Aim: Every record below should be printed exactly as it appears.

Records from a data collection
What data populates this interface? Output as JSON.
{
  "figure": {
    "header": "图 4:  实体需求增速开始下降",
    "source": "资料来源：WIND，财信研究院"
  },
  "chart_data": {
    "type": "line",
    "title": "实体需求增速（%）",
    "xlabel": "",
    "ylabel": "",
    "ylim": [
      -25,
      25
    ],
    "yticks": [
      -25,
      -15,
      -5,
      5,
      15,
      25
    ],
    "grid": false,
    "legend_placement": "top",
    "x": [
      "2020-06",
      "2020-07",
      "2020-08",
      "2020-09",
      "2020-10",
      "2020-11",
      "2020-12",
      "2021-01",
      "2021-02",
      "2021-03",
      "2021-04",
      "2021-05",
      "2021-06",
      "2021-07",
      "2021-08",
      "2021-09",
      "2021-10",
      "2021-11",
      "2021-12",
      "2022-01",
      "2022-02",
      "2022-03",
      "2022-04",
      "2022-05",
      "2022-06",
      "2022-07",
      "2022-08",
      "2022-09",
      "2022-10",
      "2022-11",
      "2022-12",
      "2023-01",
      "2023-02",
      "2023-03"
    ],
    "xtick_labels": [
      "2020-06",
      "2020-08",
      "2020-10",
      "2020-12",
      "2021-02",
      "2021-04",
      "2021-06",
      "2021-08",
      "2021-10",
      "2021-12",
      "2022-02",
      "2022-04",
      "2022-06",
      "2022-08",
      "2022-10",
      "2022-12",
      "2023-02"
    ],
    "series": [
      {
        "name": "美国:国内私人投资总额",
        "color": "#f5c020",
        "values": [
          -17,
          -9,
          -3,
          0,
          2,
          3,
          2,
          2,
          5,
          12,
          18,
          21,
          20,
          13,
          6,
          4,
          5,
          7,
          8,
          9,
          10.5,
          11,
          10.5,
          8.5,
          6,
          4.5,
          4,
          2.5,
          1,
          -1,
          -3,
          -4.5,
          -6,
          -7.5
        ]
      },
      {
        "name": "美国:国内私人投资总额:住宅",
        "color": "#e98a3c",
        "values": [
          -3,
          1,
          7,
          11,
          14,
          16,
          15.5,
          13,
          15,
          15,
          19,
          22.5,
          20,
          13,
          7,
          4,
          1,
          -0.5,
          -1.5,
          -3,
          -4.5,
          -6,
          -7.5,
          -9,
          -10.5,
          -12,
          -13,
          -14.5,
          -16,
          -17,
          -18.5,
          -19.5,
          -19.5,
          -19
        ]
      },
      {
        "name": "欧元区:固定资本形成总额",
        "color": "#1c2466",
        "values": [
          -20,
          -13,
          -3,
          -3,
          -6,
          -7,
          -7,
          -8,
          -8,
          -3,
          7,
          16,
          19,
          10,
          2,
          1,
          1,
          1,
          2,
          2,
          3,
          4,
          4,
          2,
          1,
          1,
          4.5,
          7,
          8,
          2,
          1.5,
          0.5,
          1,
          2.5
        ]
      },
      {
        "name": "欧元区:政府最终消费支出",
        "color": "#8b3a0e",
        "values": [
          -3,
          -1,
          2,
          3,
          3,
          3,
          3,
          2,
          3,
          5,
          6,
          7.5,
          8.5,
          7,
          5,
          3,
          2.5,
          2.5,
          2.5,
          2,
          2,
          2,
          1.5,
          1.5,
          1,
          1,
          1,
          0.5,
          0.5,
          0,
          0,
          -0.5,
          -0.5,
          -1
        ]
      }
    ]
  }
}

Task result:
What data populates this interface? Output as JSON.
{
  "figure": {
    "header": "图 4:  实体需求增速开始下降",
    "source": "资料来源：WIND，财信研究院"
  },
  "chart_data": {
    "type": "line",
    "title": "实体需求增速（%）",
    "xlabel": "",
    "ylabel": "",
    "ylim": [
      -25,
      25
    ],
    "yticks": [
      -25,
      -15,
      -5,
      5,
      15,
      25
    ],
    "grid": false,
    "legend_placement": "top",
    "x": [
      "2020-06",
      "2020-07",
      "2020-08",
      "2020-09",
      "2020-10",
      "2020-11",
      "2020-12",
      "2021-01",
      "2021-02",
      "2021-03",
      "2021-04",
      "2021-05",
      "2021-06",
      "2021-07",
      "2021-08",
      "2021-09",
      "2021-10",
      "2021-11",
      "2021-12",
      "2022-01",
      "2022-02",
      "2022-03",
      "2022-04",
      "2022-05",
      "2022-06",
      "2022-07",
      "2022-08",
      "2022-09",
      "2022-10",
      "2022-11",
      "2022-12",
      "2023-01",
      "2023-02",
      "2023-03"
    ],
    "xtick_labels": [
      "2020-06",
      "2020-08",
      "2020-10",
      "2020-12",
      "2021-02",
      "2021-04",
      "2021-06",
      "2021-08",
      "2021-10",
      "2021-12",
      "2022-02",
      "2022-04",
      "2022-06",
      "2022-08",
      "2022-10",
      "2022-12",
      "2023-02"
    ],
    "series": [
      {
        "name": "美国:国内私人投资总额",
        "color": "#f5c020",
        "values": [
          -17,
          -9,
          -3,
          0,
          2,
          3,
          2,
          2,
          5,
          12,
          18,
          21,
          20,
          13,
          6,
          4,
          5,
          7,
          8,
          9,
          10.5,
          11,
          10.5,
          8.5,
          6,
          4.5,
          4,
          2.5,
          1,
          -1,
          -3,
          -4.5,
          -6,
          -7.5
        ]
      },
      {
        "name": "美国:国内私人投资总额:住宅",
        "color": "#e98a3c",
        "values": [
          -3,
          1,
          7,
          11,
          14,
          16,
          15.5,
          13,
          15,
          15,
          19,
          22.5,
          20,
          13,
          7,
          4,
          1,
          -0.5,
          -1.5,
          -3,
          -4.5,
          -6,
          -7.5,
          -9,
          -10.5,
          -12,
          -13,
          -14.5,
          -16,
          -17,
          -18.5,
          -19.5,
          -19.5,
          -19
        ]
      },
      {
        "name": "欧元区:固定资本形成总额",
        "color": "#1c2466",
        "values": [
          -20,
          -13,
          -3,
          -3,
          -6,
          -7,
          -7,
          -8,
          -8,
          -3,
          7,
          16,
          19,
          10,
          2,
          1,
          1,
          1,
          2,
          2,
          3,
          4,
          4,
          2,
          1,
          1,
          4.5,
          7,
          8,
          2,
          1.5,
          0.5,
          1,
          2.5
        ]
      },
      {
        "name": "欧元区:政府最终消费支出",
        "color": "#8b3a0e",
        "values": [
          -3,
          -1,
          2,
          3,
          3,
          3,
          3,
          2,
          3,
          5,
          6,
          7.5,
          8.5,
          7,
          5,
          3,
          2.5,
          2.5,
          2.5,
          2,
          2,
          2,
          1.5,
          1.5,
          1,
          1,
          1,
          0.5,
          0.5,
          0,
          0,
          -0.5,
          -0.5,
          -1
        ]
      }
    ]
  }
}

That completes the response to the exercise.